### REQUEST
Set down the material once more, exactly as it appears.

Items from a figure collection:
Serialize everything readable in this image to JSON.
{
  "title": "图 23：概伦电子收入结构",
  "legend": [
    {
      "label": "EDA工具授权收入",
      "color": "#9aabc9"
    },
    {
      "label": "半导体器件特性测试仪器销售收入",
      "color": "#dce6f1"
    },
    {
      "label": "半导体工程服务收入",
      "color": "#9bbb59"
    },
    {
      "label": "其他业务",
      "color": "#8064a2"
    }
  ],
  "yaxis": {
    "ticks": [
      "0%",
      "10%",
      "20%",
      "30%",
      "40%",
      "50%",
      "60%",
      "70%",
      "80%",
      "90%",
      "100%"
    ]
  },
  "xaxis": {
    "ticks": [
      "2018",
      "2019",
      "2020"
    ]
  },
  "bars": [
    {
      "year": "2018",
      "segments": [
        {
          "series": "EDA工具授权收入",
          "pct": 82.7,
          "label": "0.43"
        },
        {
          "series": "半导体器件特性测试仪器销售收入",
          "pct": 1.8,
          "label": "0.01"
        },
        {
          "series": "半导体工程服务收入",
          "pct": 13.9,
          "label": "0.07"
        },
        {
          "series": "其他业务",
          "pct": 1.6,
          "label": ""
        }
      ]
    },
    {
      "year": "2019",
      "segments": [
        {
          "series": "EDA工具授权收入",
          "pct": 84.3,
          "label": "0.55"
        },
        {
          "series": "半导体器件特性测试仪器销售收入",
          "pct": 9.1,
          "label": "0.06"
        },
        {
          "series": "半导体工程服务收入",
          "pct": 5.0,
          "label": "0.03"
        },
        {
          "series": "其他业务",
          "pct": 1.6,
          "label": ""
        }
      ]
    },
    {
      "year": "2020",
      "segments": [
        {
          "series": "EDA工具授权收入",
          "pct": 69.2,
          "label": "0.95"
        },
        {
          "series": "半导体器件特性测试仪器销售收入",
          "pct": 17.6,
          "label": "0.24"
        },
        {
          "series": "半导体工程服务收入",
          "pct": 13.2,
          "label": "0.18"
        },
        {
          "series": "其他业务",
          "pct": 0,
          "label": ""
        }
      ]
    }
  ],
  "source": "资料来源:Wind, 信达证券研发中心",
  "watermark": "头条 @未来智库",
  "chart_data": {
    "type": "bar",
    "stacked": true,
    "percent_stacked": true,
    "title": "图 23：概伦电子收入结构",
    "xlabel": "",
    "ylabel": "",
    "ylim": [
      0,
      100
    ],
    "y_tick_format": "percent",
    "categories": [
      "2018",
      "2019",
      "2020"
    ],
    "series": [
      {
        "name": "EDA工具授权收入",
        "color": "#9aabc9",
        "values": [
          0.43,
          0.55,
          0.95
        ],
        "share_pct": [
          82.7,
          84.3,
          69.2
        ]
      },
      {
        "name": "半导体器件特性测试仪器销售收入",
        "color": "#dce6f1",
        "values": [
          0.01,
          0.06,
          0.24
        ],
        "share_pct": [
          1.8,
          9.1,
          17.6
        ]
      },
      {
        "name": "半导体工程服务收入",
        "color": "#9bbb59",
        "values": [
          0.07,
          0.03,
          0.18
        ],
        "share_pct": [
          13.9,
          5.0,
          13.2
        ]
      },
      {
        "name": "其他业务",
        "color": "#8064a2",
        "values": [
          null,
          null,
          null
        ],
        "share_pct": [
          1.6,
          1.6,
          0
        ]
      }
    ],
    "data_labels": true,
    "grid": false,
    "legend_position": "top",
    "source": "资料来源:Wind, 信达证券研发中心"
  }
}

### WRITTEN ANSWER
Serialize everything readable in this image to JSON.
{
  "title": "图 23：概伦电子收入结构",
  "legend": [
    {
      "label": "EDA工具授权收入",
      "color": "#9aabc9"
    },
    {
      "label": "半导体器件特性测试仪器销售收入",
      "color": "#dce6f1"
    },
    {
      "label": "半导体工程服务收入",
      "color": "#9bbb59"
    },
    {
      "label": "其他业务",
      "color": "#8064a2"
    }
  ],
  "yaxis": {
    "ticks": [
      "0%",
      "10%",
      "20%",
      "30%",
      "40%",
      "50%",
      "60%",
      "70%",
      "80%",
      "90%",
      "100%"
    ]
  },
  "xaxis": {
    "ticks": [
      "2018",
      "2019",
      "2020"
    ]
  },
  "bars": [
    {
      "year": "2018",
      "segments": [
        {
          "series": "EDA工具授权收入",
          "pct": 82.7,
          "label": "0.43"
        },
        {
          "series": "半导体器件特性测试仪器销售收入",
          "pct": 1.8,
          "label": "0.01"
        },
        {
          "series": "半导体工程服务收入",
          "pct": 13.9,
          "label": "0.07"
        },
        {
          "series": "其他业务",
          "pct": 1.6,
          "label": ""
        }
      ]
    },
    {
      "year": "2019",
      "segments": [
        {
          "series": "EDA工具授权收入",
          "pct": 84.3,
          "label": "0.55"
        },
        {
          "series": "半导体器件特性测试仪器销售收入",
          "pct": 9.1,
          "label": "0.06"
        },
        {
          "series": "半导体工程服务收入",
          "pct": 5.0,
          "label": "0.03"
        },
        {
          "series": "其他业务",
          "pct": 1.6,
          "label": ""
        }
      ]
    },
    {
      "year": "2020",
      "segments": [
        {
          "series": "EDA工具授权收入",
          "pct": 69.2,
          "label": "0.95"
        },
        {
          "series": "半导体器件特性测试仪器销售收入",
          "pct": 17.6,
          "label": "0.24"
        },
        {
          "series": "半导体工程服务收入",
          "pct": 13.2,
          "label": "0.18"
        },
        {
          "series": "其他业务",
          "pct": 0,
          "label": ""
        }
      ]
    }
  ],
  "source": "资料来源:Wind, 信达证券研发中心",
  "watermark": "头条 @未来智库",
  "chart_data": {
    "type": "bar",
    "stacked": true,
    "percent_stacked": true,
    "title": "图 23：概伦电子收入结构",
    "xlabel": "",
    "ylabel": "",
    "ylim": [
      0,
      100
    ],
    "y_tick_format": "percent",
    "categories": [
      "2018",
      "2019",
      "2020"
    ],
    "series": [
      {
        "name": "EDA工具授权收入",
        "color": "#9aabc9",
        "values": [
          0.43,
          0.55,
          0.95
        ],
        "share_pct": [
          82.7,
          84.3,
          69.2
        ]
      },
      {
        "name": "半导体器件特性测试仪器销售收入",
        "color": "#dce6f1",
        "values": [
          0.01,
          0.06,
          0.24
        ],
        "share_pct": [
          1.8,
          9.1,
          17.6
        ]
      },
      {
        "name": "半导体工程服务收入",
        "color": "#9bbb59",
        "values": [
          0.07,
          0.03,
          0.18
        ],
        "share_pct": [
          13.9,
          5.0,
          13.2
        ]
      },
      {
        "name": "其他业务",
        "color": "#8064a2",
        "values": [
          null,
          null,
          null
        ],
        "share_pct": [
          1.6,
          1.6,
          0
        ]
      }
    ],
    "data_labels": true,
    "grid": false,
    "legend_position": "top",
    "source": "资料来源:Wind, 信达证券研发中心"
  }
}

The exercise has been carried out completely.